Figure dataset records:
# # # # # # #

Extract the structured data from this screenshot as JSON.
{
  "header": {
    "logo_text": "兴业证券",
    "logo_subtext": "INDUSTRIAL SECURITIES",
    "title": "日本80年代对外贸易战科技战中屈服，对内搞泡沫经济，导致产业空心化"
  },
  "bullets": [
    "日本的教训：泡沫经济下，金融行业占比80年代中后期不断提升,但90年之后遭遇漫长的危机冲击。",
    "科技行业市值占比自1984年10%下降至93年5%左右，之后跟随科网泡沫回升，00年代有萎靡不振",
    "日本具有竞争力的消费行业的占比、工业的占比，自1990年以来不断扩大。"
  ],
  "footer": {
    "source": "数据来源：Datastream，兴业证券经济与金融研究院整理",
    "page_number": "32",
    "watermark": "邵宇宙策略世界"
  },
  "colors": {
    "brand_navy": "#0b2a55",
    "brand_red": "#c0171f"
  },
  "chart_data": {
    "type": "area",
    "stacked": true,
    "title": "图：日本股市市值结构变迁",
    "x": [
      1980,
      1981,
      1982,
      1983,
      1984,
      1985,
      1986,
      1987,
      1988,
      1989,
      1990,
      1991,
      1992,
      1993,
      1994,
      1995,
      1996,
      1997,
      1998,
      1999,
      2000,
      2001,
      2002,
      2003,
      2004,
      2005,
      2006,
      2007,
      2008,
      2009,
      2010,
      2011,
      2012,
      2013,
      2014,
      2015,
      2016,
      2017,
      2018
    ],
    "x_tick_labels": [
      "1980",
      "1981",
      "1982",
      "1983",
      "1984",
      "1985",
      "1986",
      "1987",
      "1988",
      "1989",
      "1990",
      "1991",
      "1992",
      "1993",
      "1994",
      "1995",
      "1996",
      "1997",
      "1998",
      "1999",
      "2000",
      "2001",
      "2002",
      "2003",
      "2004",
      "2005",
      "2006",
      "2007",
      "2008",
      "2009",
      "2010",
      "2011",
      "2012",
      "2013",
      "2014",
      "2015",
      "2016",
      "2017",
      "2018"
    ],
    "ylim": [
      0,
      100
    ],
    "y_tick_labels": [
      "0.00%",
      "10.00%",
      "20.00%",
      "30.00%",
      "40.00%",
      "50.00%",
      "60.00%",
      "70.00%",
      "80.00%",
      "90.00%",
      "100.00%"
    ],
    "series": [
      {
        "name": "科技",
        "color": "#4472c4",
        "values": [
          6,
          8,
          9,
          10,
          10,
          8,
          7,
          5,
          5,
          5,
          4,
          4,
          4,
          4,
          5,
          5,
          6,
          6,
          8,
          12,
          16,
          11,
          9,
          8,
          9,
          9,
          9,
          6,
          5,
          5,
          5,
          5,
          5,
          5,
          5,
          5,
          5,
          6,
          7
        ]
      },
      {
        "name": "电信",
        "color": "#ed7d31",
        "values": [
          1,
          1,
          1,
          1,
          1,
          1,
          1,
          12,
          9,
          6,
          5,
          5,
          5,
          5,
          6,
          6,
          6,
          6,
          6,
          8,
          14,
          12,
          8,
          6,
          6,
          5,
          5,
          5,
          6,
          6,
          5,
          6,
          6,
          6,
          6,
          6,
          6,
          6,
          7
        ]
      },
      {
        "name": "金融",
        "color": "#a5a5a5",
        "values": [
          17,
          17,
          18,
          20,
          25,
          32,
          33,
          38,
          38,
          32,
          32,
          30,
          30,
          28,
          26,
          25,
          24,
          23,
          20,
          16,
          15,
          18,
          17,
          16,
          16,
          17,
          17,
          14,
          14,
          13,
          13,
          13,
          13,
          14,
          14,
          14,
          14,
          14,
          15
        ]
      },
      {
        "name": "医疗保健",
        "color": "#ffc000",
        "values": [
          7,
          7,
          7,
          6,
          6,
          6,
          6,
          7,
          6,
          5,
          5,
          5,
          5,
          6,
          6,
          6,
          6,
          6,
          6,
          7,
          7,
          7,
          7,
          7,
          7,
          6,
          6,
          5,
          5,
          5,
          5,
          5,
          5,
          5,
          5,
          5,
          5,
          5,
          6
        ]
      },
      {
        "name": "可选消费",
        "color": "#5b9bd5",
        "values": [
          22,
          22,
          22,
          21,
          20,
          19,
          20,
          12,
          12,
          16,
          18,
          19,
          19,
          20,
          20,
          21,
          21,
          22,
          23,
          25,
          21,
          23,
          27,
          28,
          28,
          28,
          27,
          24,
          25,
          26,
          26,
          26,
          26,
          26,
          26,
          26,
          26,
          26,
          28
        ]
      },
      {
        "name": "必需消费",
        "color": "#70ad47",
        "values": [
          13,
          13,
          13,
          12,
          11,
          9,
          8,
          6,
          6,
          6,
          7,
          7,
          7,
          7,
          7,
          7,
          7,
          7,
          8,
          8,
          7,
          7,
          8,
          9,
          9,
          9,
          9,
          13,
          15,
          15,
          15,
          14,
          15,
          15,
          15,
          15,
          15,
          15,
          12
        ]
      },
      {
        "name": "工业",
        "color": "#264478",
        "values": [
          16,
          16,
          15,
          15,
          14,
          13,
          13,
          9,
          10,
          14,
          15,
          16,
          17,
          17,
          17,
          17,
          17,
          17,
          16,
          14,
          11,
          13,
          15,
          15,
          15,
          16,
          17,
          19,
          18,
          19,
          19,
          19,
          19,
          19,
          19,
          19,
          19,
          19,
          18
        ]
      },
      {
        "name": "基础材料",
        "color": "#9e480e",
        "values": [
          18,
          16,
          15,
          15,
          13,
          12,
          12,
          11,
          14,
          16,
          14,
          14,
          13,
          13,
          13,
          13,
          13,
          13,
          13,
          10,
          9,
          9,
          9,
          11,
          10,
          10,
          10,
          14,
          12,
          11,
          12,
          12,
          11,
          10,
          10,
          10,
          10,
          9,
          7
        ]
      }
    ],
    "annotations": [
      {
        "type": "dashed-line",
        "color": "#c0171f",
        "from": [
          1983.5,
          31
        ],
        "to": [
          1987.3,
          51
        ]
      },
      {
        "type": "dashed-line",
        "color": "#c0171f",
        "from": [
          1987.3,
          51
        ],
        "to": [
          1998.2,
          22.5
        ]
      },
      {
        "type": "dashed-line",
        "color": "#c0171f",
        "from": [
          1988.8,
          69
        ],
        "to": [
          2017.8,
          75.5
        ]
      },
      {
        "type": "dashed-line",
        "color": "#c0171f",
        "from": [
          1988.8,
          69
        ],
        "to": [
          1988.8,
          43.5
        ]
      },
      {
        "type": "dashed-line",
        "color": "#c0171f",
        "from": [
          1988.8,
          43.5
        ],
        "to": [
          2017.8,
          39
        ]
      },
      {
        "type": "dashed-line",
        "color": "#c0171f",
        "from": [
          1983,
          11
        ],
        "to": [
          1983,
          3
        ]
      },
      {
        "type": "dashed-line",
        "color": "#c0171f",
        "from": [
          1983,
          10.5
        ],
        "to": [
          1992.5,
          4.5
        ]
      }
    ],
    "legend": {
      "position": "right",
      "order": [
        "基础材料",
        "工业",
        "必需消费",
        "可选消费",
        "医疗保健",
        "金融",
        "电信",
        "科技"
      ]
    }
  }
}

# # # # # # #

EXERCISE AIM: Find the lines containing "title" and pull them out.

FULL ANSWER:
    "title": "日本80年代对外贸易战科技战中屈服，对内搞泡沫经济，导致产业空心化"
    "title": "图：日本股市市值结构变迁",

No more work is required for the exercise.